_EXERCISE DETAILS_
Sort through the entries below and pull out lines containing the word "アプリケーション統合".

_ENTRIES PROVIDED_
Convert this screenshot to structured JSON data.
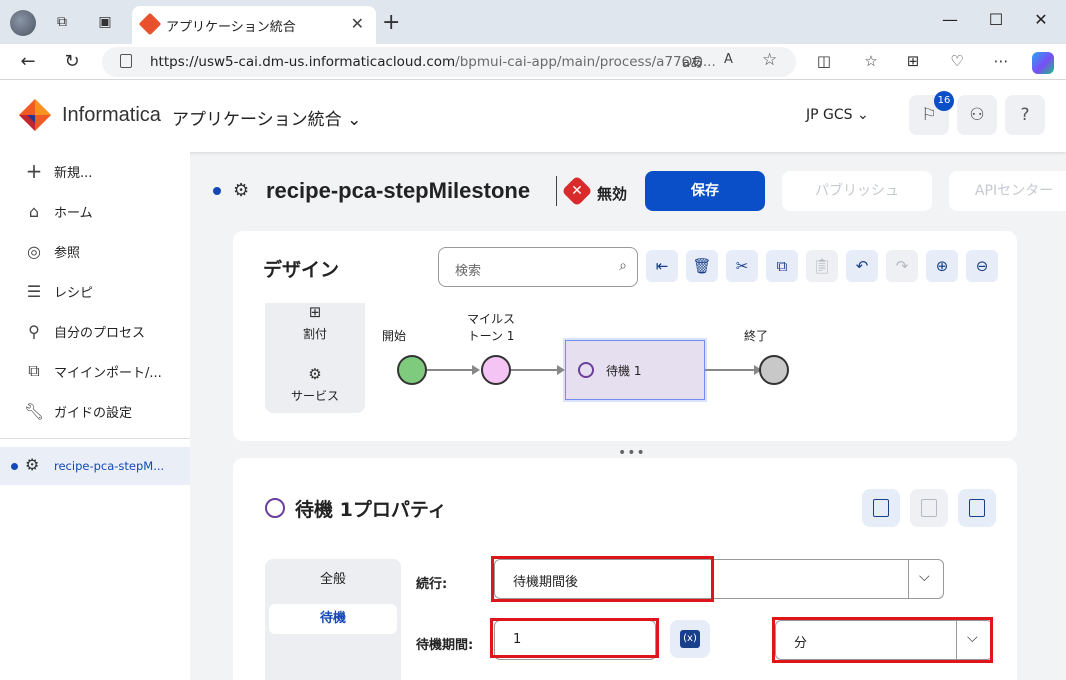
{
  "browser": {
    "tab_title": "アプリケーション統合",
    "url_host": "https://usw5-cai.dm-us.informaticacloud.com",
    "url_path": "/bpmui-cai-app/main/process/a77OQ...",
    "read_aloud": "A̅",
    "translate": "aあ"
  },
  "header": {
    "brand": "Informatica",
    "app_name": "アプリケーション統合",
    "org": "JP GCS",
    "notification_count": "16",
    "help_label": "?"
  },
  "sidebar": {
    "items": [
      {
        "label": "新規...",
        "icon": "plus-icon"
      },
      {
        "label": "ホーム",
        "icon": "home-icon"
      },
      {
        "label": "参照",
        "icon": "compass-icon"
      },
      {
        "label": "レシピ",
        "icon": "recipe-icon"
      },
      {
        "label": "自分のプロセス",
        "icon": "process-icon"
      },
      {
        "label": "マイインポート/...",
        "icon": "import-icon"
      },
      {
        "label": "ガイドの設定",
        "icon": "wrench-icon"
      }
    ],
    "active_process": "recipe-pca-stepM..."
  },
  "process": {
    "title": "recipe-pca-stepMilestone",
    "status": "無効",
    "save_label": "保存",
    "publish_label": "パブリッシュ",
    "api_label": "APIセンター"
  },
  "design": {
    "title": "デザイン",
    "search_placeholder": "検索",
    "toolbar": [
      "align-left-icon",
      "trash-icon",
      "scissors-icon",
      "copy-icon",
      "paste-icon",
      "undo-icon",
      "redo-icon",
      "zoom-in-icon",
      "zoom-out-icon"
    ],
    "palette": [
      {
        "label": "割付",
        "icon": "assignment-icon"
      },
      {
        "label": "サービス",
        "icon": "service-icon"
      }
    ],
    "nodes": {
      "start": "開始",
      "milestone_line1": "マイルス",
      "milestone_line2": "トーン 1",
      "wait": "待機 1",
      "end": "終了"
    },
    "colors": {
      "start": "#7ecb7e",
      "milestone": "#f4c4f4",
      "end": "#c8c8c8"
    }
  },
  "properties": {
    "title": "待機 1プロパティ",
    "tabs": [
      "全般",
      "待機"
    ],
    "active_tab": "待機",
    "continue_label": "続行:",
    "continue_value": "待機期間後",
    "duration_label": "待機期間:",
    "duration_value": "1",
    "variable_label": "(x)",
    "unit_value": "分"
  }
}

==

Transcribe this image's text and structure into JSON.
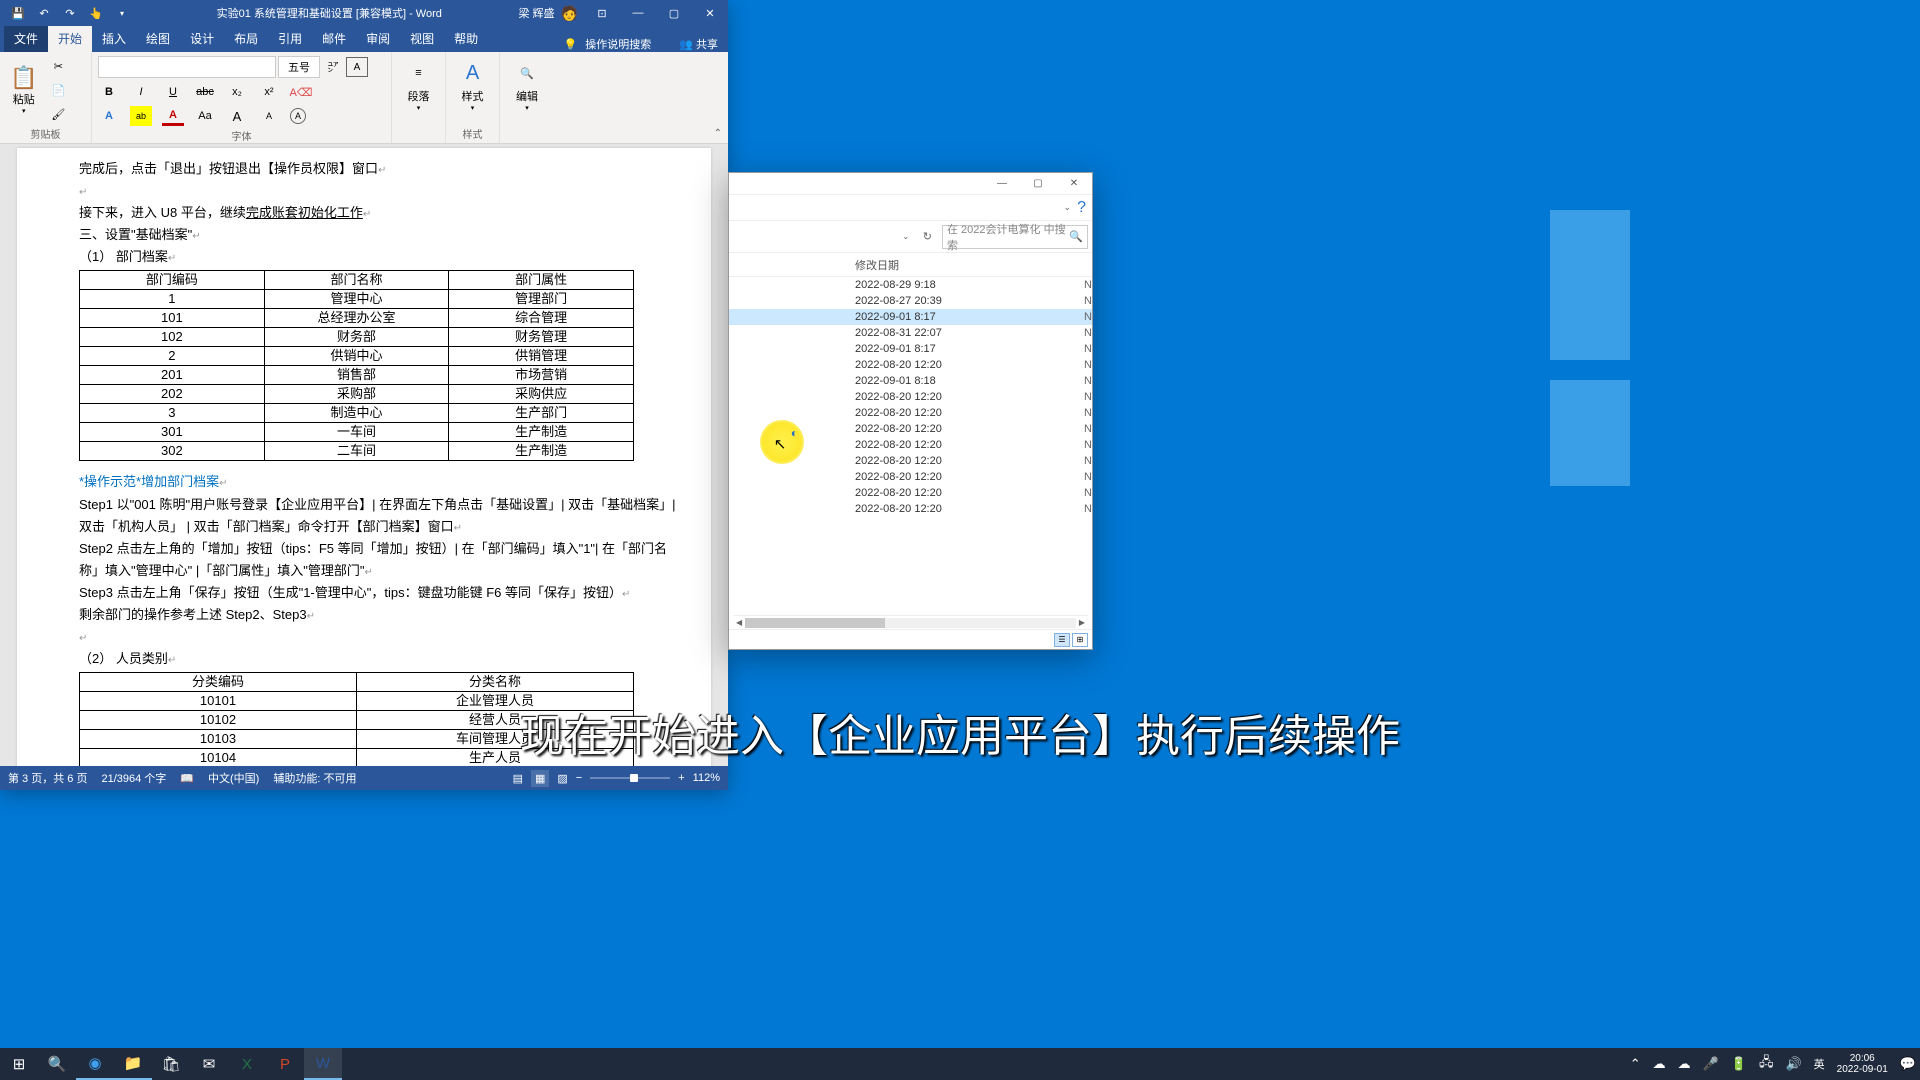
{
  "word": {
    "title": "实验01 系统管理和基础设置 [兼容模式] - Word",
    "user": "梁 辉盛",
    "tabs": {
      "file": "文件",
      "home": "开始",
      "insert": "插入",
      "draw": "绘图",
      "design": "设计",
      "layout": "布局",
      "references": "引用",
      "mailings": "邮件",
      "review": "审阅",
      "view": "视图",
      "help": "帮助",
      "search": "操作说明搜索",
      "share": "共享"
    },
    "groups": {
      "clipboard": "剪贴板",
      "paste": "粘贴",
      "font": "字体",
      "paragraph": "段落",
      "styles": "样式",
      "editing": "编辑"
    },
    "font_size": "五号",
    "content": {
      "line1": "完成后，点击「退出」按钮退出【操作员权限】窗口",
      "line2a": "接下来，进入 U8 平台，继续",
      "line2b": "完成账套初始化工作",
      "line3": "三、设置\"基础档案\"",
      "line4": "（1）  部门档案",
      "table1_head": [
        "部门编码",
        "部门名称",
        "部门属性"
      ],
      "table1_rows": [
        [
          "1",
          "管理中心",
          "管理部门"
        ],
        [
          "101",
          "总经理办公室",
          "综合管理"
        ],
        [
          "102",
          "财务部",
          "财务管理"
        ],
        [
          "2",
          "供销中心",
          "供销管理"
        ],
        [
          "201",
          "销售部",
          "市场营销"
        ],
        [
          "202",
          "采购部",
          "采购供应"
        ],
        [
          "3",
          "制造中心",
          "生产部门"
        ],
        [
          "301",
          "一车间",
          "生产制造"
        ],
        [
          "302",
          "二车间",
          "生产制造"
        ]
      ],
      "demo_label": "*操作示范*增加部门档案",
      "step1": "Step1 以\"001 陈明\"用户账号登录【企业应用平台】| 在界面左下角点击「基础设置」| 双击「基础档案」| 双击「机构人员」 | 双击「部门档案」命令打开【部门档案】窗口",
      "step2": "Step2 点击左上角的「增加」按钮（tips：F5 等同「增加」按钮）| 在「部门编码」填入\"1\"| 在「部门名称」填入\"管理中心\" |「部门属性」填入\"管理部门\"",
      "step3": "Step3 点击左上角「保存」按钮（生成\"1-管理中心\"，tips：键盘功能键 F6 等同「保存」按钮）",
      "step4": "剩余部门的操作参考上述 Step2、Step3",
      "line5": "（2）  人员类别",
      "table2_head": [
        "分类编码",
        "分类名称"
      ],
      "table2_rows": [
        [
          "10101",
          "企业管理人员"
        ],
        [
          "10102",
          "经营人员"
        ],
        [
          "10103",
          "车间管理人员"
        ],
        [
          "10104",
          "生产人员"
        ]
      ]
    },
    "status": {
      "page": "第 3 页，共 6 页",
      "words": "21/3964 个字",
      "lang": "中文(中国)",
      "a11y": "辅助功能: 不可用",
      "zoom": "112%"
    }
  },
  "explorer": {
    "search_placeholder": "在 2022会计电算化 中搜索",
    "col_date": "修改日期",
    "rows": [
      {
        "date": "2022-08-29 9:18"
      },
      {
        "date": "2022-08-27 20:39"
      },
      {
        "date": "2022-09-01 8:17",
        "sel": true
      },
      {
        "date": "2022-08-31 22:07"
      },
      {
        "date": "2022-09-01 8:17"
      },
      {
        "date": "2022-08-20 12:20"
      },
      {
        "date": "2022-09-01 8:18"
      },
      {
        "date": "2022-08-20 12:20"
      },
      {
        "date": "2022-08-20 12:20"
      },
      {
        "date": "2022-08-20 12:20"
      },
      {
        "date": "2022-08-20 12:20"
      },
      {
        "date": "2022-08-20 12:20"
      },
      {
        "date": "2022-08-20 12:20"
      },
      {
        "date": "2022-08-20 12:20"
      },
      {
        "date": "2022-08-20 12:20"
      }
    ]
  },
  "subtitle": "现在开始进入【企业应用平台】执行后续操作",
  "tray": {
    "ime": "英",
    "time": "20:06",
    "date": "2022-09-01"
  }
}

_TASK OUTPUT_
    "tab_title": "アプリケーション統合",
    "app_name": "アプリケーション統合",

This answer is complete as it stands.